Copy each line of the entries beneath that contains the word "density".

____________________

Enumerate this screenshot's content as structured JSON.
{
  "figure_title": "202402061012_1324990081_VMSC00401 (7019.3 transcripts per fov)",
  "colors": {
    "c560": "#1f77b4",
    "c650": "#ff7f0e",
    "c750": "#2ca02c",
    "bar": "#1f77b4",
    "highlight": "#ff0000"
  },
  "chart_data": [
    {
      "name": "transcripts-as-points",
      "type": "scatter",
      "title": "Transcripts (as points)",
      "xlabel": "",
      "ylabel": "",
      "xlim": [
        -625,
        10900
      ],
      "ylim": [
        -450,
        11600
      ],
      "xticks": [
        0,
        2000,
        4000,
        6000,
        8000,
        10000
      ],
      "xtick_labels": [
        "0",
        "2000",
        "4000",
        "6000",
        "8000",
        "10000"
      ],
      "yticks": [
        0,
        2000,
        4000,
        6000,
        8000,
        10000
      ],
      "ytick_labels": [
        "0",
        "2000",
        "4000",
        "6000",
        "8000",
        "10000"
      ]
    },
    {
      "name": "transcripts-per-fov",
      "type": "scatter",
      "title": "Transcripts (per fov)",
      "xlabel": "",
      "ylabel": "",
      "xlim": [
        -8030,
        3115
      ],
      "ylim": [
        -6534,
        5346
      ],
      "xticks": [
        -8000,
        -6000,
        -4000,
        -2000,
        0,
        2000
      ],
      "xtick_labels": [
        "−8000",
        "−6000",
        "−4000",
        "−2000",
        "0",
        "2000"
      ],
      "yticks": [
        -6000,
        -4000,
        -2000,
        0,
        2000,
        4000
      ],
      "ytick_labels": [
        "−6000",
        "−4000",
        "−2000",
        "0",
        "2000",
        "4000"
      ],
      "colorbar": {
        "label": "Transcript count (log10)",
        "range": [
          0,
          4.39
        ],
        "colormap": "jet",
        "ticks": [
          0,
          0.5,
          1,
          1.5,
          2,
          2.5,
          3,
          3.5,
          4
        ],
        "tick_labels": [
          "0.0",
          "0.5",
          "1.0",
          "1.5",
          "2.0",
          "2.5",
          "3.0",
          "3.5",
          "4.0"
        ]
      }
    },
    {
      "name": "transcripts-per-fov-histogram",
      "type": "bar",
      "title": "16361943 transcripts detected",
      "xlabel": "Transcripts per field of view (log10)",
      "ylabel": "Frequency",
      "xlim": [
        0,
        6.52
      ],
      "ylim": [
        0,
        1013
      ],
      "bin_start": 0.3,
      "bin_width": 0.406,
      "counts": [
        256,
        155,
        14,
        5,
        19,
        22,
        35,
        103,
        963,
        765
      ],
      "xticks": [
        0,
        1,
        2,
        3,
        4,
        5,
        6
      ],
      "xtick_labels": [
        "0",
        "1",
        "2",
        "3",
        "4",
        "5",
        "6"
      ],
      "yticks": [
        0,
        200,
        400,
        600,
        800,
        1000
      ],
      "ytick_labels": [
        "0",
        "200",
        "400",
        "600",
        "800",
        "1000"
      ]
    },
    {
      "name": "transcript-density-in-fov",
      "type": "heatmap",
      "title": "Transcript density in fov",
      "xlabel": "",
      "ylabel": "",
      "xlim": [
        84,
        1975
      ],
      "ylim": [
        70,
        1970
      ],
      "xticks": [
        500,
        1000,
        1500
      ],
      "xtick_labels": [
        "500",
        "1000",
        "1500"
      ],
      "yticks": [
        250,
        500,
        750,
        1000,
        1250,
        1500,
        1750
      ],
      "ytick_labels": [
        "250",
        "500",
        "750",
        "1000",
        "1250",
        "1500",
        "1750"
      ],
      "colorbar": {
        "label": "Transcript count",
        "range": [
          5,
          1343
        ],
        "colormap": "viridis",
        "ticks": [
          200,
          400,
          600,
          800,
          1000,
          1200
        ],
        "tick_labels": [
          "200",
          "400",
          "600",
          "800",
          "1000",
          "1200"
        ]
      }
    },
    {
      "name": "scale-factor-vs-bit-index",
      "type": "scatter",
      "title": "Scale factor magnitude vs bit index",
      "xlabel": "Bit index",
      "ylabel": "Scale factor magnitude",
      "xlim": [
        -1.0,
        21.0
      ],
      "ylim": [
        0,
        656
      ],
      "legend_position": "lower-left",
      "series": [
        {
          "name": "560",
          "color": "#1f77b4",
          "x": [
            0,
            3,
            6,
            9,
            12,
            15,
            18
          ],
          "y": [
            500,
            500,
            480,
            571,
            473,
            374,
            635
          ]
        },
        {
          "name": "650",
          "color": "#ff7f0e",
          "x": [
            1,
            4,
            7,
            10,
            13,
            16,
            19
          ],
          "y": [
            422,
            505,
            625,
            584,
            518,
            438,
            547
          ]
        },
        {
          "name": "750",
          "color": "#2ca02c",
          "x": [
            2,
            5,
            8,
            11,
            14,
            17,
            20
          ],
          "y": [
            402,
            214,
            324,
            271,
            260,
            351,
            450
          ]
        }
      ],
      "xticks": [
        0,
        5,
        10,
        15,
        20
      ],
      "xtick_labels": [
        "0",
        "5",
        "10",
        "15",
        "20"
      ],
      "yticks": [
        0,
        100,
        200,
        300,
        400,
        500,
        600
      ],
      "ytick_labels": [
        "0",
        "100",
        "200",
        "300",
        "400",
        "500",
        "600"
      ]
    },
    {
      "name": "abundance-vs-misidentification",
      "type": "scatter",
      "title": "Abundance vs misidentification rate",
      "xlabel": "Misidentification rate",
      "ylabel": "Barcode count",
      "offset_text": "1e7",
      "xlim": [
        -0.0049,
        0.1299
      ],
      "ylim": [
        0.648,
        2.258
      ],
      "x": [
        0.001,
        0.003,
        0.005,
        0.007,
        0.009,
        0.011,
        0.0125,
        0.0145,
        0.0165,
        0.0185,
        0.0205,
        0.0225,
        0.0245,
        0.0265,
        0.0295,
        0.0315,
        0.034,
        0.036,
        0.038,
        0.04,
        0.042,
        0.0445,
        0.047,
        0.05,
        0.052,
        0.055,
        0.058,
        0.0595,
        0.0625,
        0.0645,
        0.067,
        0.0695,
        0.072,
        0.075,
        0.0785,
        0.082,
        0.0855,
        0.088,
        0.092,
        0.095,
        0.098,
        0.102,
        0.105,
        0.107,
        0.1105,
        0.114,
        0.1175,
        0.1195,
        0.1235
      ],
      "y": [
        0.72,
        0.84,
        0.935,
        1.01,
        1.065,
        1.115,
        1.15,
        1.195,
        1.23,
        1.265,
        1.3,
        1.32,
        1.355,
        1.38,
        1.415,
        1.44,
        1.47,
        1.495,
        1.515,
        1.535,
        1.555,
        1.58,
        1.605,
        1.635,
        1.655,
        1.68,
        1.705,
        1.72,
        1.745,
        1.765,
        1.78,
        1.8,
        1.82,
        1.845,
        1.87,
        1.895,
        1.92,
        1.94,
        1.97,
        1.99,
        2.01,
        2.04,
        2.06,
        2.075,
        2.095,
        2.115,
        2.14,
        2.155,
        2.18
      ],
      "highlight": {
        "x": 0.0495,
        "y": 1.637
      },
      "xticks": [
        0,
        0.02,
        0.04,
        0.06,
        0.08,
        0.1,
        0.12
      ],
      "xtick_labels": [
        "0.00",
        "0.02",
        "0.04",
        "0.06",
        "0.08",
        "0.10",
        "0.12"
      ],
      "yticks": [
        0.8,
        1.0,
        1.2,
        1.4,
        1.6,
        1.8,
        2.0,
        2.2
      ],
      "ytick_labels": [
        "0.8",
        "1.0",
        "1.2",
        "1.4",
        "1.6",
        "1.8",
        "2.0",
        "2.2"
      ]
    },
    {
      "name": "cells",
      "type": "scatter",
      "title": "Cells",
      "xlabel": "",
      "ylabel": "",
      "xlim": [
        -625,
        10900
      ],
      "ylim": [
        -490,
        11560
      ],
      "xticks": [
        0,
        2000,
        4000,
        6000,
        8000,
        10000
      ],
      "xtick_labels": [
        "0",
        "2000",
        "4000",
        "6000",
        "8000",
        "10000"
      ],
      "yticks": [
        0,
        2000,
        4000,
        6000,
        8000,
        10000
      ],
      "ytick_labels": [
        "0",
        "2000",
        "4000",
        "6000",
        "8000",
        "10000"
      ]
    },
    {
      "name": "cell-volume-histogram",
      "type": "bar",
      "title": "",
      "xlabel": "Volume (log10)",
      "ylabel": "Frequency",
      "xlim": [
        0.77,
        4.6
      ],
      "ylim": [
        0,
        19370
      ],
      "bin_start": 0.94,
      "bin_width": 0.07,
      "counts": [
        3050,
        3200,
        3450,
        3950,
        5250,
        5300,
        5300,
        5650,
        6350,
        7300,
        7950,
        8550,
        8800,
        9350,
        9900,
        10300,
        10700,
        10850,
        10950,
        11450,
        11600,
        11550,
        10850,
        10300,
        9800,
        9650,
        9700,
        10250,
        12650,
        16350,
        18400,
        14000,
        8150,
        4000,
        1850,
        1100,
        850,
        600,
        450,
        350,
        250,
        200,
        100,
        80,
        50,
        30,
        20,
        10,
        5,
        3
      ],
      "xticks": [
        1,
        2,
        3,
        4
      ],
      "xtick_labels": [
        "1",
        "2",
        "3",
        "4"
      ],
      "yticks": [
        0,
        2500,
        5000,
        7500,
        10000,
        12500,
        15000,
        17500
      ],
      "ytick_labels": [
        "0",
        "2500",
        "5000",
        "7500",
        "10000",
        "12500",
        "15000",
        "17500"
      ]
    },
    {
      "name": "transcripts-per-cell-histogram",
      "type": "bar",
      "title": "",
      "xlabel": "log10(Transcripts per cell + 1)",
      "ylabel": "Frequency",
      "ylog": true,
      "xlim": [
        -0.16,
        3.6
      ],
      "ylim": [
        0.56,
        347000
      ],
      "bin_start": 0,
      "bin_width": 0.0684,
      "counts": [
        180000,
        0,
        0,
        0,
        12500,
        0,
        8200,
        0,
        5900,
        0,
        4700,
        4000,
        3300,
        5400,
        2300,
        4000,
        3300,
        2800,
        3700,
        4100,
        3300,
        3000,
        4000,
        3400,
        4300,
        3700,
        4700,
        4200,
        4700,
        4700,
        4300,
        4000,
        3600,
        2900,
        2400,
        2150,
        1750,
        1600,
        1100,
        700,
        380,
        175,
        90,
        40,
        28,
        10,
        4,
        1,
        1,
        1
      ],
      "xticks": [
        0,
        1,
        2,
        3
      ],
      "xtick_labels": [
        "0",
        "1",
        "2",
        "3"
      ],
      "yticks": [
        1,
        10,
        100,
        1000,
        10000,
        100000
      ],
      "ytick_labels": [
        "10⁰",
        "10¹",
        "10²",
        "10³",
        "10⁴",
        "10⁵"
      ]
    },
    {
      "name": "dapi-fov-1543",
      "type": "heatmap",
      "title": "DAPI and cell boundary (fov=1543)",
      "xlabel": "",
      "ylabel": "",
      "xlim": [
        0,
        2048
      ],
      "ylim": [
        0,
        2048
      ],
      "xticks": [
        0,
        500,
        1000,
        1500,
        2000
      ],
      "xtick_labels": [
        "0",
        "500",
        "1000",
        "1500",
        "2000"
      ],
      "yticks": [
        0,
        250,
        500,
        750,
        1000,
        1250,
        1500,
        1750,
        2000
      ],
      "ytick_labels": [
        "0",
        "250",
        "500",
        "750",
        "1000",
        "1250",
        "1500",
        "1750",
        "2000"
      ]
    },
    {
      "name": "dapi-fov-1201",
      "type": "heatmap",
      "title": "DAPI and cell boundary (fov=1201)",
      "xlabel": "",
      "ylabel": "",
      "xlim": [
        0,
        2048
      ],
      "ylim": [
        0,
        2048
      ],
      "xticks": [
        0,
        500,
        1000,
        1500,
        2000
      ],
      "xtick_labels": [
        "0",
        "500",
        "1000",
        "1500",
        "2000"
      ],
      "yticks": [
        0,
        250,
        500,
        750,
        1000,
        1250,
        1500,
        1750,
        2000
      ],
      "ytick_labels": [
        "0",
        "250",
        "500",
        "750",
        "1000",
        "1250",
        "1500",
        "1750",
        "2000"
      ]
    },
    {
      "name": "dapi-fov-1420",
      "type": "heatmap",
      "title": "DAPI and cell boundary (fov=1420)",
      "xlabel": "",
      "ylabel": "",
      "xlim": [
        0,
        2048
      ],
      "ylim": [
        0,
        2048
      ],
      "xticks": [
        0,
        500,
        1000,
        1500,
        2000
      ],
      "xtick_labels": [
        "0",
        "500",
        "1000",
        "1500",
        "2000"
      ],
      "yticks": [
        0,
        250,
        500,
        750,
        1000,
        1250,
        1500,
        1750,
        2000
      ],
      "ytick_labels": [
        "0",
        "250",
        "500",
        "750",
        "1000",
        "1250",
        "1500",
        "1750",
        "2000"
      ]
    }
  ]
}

____________________

= Answer to this exercise =
      "name": "transcript-density-in-fov",
      "title": "Transcript density in fov",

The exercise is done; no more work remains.